Extracted data entries
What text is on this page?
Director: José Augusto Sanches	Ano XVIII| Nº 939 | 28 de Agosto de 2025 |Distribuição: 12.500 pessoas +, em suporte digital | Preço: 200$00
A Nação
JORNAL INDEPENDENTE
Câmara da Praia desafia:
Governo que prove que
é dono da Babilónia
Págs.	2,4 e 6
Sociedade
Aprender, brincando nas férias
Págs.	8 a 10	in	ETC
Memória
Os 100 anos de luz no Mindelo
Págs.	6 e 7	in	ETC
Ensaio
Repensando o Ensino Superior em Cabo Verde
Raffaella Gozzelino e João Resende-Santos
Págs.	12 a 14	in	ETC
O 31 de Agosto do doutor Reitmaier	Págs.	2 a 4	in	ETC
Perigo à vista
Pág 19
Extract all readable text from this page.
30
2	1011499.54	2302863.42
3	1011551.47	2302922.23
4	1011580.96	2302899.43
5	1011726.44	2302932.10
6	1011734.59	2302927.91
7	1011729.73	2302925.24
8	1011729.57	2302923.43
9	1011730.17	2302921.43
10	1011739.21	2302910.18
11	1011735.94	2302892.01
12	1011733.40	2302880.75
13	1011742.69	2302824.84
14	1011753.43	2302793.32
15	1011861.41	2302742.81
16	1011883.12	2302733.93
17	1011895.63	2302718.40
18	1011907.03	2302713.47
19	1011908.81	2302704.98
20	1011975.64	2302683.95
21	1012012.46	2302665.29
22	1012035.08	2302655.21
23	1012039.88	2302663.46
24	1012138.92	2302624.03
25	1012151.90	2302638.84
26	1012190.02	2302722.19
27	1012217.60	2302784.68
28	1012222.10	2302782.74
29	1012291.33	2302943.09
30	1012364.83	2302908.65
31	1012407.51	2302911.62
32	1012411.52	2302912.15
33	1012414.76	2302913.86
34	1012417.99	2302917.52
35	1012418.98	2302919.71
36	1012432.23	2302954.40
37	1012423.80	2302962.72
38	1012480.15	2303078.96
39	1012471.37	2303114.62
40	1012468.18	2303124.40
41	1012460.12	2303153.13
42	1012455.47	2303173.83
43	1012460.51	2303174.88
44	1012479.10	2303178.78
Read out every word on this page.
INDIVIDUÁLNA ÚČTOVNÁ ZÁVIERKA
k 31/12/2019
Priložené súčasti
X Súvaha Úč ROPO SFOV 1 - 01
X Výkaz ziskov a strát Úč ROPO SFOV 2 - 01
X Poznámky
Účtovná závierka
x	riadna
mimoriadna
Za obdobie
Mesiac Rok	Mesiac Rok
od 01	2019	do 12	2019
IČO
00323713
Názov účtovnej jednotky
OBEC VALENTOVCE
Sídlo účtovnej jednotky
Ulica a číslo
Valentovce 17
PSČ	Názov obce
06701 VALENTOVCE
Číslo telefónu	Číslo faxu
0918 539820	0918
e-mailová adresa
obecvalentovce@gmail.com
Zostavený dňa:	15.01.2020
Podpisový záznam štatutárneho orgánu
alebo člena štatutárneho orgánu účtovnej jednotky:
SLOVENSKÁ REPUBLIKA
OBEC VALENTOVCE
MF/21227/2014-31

## GOAL
Would you write down every record again, exactly?

## SOLUTION TO THIS PROBLEM
What text is on this page?
Director: José Augusto Sanches	Ano XVIII| Nº 939 | 28 de Agosto de 2025 |Distribuição: 12.500 pessoas +, em suporte digital | Preço: 200$00
A Nação
JORNAL INDEPENDENTE
Câmara da Praia desafia:
Governo que prove que
é dono da Babilónia
Págs.	2,4 e 6
Sociedade
Aprender, brincando nas férias
Págs.	8 a 10	in	ETC
Memória
Os 100 anos de luz no Mindelo
Págs.	6 e 7	in	ETC
Ensaio
Repensando o Ensino Superior em Cabo Verde
Raffaella Gozzelino e João Resende-Santos
Págs.	12 a 14	in	ETC
O 31 de Agosto do doutor Reitmaier	Págs.	2 a 4	in	ETC
Perigo à vista
Pág 19
Extract all readable text from this page.
30
2	1011499.54	2302863.42
3	1011551.47	2302922.23
4	1011580.96	2302899.43
5	1011726.44	2302932.10
6	1011734.59	2302927.91
7	1011729.73	2302925.24
8	1011729.57	2302923.43
9	1011730.17	2302921.43
10	1011739.21	2302910.18
11	1011735.94	2302892.01
12	1011733.40	2302880.75
13	1011742.69	2302824.84
14	1011753.43	2302793.32
15	1011861.41	2302742.81
16	1011883.12	2302733.93
17	1011895.63	2302718.40
18	1011907.03	2302713.47
19	1011908.81	2302704.98
20	1011975.64	2302683.95
21	1012012.46	2302665.29
22	1012035.08	2302655.21
23	1012039.88	2302663.46
24	1012138.92	2302624.03
25	1012151.90	2302638.84
26	1012190.02	2302722.19
27	1012217.60	2302784.68
28	1012222.10	2302782.74
29	1012291.33	2302943.09
30	1012364.83	2302908.65
31	1012407.51	2302911.62
32	1012411.52	2302912.15
33	1012414.76	2302913.86
34	1012417.99	2302917.52
35	1012418.98	2302919.71
36	1012432.23	2302954.40
37	1012423.80	2302962.72
38	1012480.15	2303078.96
39	1012471.37	2303114.62
40	1012468.18	2303124.40
41	1012460.12	2303153.13
42	1012455.47	2303173.83
43	1012460.51	2303174.88
44	1012479.10	2303178.78
Read out every word on this page.
INDIVIDUÁLNA ÚČTOVNÁ ZÁVIERKA
k 31/12/2019
Priložené súčasti
X Súvaha Úč ROPO SFOV 1 - 01
X Výkaz ziskov a strát Úč ROPO SFOV 2 - 01
X Poznámky
Účtovná závierka
x	riadna
mimoriadna
Za obdobie
Mesiac Rok	Mesiac Rok
od 01	2019	do 12	2019
IČO
00323713
Názov účtovnej jednotky
OBEC VALENTOVCE
Sídlo účtovnej jednotky
Ulica a číslo
Valentovce 17
PSČ	Názov obce
06701 VALENTOVCE
Číslo telefónu	Číslo faxu
0918 539820	0918
e-mailová adresa
obecvalentovce@gmail.com
Zostavený dňa:	15.01.2020
Podpisový záznam štatutárneho orgánu
alebo člena štatutárneho orgánu účtovnej jednotky:
SLOVENSKÁ REPUBLIKA
OBEC VALENTOVCE
MF/21227/2014-31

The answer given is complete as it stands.